Would you return the complete listing below word for word?

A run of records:
··········

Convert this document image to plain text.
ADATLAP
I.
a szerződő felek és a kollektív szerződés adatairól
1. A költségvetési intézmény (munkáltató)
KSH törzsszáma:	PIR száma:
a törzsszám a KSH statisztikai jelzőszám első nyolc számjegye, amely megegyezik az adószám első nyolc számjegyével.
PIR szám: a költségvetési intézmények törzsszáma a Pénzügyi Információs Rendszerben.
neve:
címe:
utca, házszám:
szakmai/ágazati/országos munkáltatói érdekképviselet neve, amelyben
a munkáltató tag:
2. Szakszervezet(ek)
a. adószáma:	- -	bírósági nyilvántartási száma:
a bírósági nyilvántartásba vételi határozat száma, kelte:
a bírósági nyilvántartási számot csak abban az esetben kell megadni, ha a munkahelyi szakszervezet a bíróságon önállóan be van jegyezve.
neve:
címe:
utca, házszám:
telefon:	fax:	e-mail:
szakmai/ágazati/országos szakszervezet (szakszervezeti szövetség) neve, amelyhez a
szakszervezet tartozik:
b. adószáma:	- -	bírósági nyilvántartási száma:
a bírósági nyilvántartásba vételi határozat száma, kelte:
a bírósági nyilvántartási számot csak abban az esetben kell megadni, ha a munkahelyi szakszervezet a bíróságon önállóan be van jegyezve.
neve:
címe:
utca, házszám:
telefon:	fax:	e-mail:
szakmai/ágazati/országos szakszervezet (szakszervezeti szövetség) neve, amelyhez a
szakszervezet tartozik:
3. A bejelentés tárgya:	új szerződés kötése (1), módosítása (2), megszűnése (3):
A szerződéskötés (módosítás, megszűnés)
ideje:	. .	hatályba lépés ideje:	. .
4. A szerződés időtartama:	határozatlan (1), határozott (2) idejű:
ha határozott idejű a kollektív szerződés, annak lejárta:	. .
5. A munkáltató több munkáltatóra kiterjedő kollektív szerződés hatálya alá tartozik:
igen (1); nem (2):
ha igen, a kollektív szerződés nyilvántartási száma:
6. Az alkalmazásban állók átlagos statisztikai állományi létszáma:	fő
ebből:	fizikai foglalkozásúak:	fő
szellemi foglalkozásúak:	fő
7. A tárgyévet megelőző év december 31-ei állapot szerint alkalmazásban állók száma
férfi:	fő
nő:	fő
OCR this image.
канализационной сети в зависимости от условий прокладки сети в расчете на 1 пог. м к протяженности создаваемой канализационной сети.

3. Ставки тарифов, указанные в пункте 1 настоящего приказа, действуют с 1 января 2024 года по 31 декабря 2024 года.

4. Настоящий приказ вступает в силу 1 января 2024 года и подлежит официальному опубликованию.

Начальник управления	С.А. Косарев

··········

▸ THE REPLY
Convert this document image to plain text.
ADATLAP
I.
a szerződő felek és a kollektív szerződés adatairól
1. A költségvetési intézmény (munkáltató)
KSH törzsszáma:	PIR száma:
a törzsszám a KSH statisztikai jelzőszám első nyolc számjegye, amely megegyezik az adószám első nyolc számjegyével.
PIR szám: a költségvetési intézmények törzsszáma a Pénzügyi Információs Rendszerben.
neve:
címe:
utca, házszám:
szakmai/ágazati/országos munkáltatói érdekképviselet neve, amelyben
a munkáltató tag:
2. Szakszervezet(ek)
a. adószáma:	- -	bírósági nyilvántartási száma:
a bírósági nyilvántartásba vételi határozat száma, kelte:
a bírósági nyilvántartási számot csak abban az esetben kell megadni, ha a munkahelyi szakszervezet a bíróságon önállóan be van jegyezve.
neve:
címe:
utca, házszám:
telefon:	fax:	e-mail:
szakmai/ágazati/országos szakszervezet (szakszervezeti szövetség) neve, amelyhez a
szakszervezet tartozik:
b. adószáma:	- -	bírósági nyilvántartási száma:
a bírósági nyilvántartásba vételi határozat száma, kelte:
a bírósági nyilvántartási számot csak abban az esetben kell megadni, ha a munkahelyi szakszervezet a bíróságon önállóan be van jegyezve.
neve:
címe:
utca, házszám:
telefon:	fax:	e-mail:
szakmai/ágazati/országos szakszervezet (szakszervezeti szövetség) neve, amelyhez a
szakszervezet tartozik:
3. A bejelentés tárgya:	új szerződés kötése (1), módosítása (2), megszűnése (3):
A szerződéskötés (módosítás, megszűnés)
ideje:	. .	hatályba lépés ideje:	. .
4. A szerződés időtartama:	határozatlan (1), határozott (2) idejű:
ha határozott idejű a kollektív szerződés, annak lejárta:	. .
5. A munkáltató több munkáltatóra kiterjedő kollektív szerződés hatálya alá tartozik:
igen (1); nem (2):
ha igen, a kollektív szerződés nyilvántartási száma:
6. Az alkalmazásban állók átlagos statisztikai állományi létszáma:	fő
ebből:	fizikai foglalkozásúak:	fő
szellemi foglalkozásúak:	fő
7. A tárgyévet megelőző év december 31-ei állapot szerint alkalmazásban állók száma
férfi:	fő
nő:	fő
OCR this image.
канализационной сети в зависимости от условий прокладки сети в расчете на 1 пог. м к протяженности создаваемой канализационной сети.

3. Ставки тарифов, указанные в пункте 1 настоящего приказа, действуют с 1 января 2024 года по 31 декабря 2024 года.

4. Настоящий приказ вступает в силу 1 января 2024 года и подлежит официальному опубликованию.

Начальник управления	С.А. Косарев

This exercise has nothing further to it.